* **Material provided**:
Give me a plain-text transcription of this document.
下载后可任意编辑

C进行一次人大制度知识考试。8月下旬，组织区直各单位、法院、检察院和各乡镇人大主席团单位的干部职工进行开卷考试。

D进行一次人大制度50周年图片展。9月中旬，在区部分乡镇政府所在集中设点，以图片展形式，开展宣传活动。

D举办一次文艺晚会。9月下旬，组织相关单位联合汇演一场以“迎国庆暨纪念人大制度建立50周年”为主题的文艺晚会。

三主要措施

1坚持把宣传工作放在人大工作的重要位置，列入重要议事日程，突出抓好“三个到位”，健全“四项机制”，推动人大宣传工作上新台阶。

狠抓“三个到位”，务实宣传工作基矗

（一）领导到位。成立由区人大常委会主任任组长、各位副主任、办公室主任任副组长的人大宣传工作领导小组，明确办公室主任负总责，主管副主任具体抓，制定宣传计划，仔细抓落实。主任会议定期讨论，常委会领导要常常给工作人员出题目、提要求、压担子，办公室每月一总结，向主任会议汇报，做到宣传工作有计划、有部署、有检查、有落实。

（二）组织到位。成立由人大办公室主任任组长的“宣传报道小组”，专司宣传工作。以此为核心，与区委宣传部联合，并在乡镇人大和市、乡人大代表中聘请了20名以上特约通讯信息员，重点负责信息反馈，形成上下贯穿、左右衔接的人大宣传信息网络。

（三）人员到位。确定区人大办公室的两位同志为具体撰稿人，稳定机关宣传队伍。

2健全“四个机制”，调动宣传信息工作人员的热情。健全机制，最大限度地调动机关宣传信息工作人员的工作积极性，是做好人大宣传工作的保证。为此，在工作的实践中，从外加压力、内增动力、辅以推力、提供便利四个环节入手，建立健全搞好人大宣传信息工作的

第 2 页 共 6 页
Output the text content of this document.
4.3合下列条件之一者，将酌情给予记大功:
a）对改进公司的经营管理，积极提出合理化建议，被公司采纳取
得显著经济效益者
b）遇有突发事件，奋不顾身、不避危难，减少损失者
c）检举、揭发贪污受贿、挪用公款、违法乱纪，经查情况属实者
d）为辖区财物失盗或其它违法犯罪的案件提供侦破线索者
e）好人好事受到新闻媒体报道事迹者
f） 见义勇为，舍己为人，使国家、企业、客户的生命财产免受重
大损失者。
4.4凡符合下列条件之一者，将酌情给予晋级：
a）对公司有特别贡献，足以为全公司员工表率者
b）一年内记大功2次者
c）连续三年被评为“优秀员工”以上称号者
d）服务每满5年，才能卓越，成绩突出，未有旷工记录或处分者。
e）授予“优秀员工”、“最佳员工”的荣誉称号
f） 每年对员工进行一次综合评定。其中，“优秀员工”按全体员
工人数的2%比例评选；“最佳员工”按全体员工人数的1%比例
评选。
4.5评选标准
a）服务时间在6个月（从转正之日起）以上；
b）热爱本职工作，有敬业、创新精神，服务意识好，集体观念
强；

* **What is expected**:
Copy out each line of the material that holds the word "this".

* **Completed exercise**:
Give me a plain-text transcription of this document.
Output the text content of this document.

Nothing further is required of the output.